--- Supplied data ---

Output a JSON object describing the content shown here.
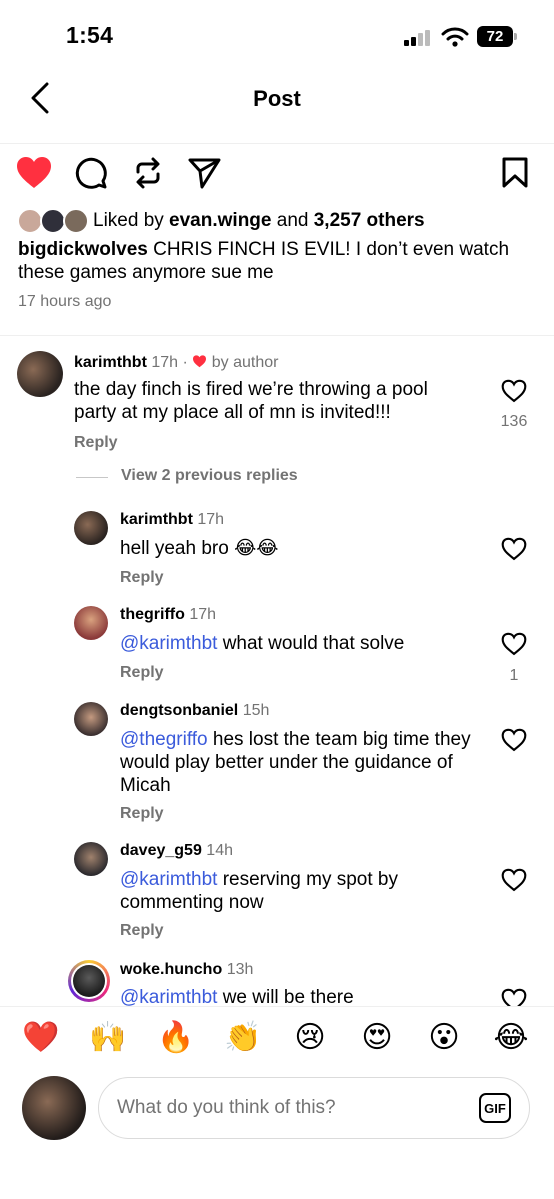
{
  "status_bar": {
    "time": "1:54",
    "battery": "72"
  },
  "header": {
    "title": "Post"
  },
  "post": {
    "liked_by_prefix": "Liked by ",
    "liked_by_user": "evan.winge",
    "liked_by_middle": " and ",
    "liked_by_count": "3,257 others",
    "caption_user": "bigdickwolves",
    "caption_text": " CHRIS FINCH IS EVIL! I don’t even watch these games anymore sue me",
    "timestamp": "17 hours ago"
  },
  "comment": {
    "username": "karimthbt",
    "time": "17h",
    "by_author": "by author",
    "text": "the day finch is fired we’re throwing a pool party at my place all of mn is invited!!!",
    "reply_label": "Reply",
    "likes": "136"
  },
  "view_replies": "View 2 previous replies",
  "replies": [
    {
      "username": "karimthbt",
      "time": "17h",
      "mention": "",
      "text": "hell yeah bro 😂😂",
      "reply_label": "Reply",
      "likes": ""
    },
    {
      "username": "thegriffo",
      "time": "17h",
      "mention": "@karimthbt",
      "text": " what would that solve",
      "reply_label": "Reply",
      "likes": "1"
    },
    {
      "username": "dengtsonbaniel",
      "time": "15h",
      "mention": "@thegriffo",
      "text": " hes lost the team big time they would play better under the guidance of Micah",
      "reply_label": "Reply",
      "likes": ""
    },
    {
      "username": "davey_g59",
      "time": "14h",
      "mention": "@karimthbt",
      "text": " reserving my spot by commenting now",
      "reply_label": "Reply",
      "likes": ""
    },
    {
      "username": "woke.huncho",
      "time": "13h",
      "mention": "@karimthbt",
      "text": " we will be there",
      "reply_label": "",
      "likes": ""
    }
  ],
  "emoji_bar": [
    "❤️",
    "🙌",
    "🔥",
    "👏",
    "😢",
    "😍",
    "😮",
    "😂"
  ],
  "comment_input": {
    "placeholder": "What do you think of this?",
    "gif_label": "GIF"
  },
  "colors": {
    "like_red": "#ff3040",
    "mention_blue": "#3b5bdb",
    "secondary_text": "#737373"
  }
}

--- Description of the task ---
All the lines above are to be reproduced exactly, except the pictures.

--- Correct result ---
Output a JSON object describing the content shown here.
{
  "status_bar": {
    "time": "1:54",
    "battery": "72"
  },
  "header": {
    "title": "Post"
  },
  "post": {
    "liked_by_prefix": "Liked by ",
    "liked_by_user": "evan.winge",
    "liked_by_middle": " and ",
    "liked_by_count": "3,257 others",
    "caption_user": "bigdickwolves",
    "caption_text": " CHRIS FINCH IS EVIL! I don’t even watch these games anymore sue me",
    "timestamp": "17 hours ago"
  },
  "comment": {
    "username": "karimthbt",
    "time": "17h",
    "by_author": "by author",
    "text": "the day finch is fired we’re throwing a pool party at my place all of mn is invited!!!",
    "reply_label": "Reply",
    "likes": "136"
  },
  "view_replies": "View 2 previous replies",
  "replies": [
    {
      "username": "karimthbt",
      "time": "17h",
      "mention": "",
      "text": "hell yeah bro 😂😂",
      "reply_label": "Reply",
      "likes": ""
    },
    {
      "username": "thegriffo",
      "time": "17h",
      "mention": "@karimthbt",
      "text": " what would that solve",
      "reply_label": "Reply",
      "likes": "1"
    },
    {
      "username": "dengtsonbaniel",
      "time": "15h",
      "mention": "@thegriffo",
      "text": " hes lost the team big time they would play better under the guidance of Micah",
      "reply_label": "Reply",
      "likes": ""
    },
    {
      "username": "davey_g59",
      "time": "14h",
      "mention": "@karimthbt",
      "text": " reserving my spot by commenting now",
      "reply_label": "Reply",
      "likes": ""
    },
    {
      "username": "woke.huncho",
      "time": "13h",
      "mention": "@karimthbt",
      "text": " we will be there",
      "reply_label": "",
      "likes": ""
    }
  ],
  "emoji_bar": [
    "❤️",
    "🙌",
    "🔥",
    "👏",
    "😢",
    "😍",
    "😮",
    "😂"
  ],
  "comment_input": {
    "placeholder": "What do you think of this?",
    "gif_label": "GIF"
  },
  "colors": {
    "like_red": "#ff3040",
    "mention_blue": "#3b5bdb",
    "secondary_text": "#737373"
  }
}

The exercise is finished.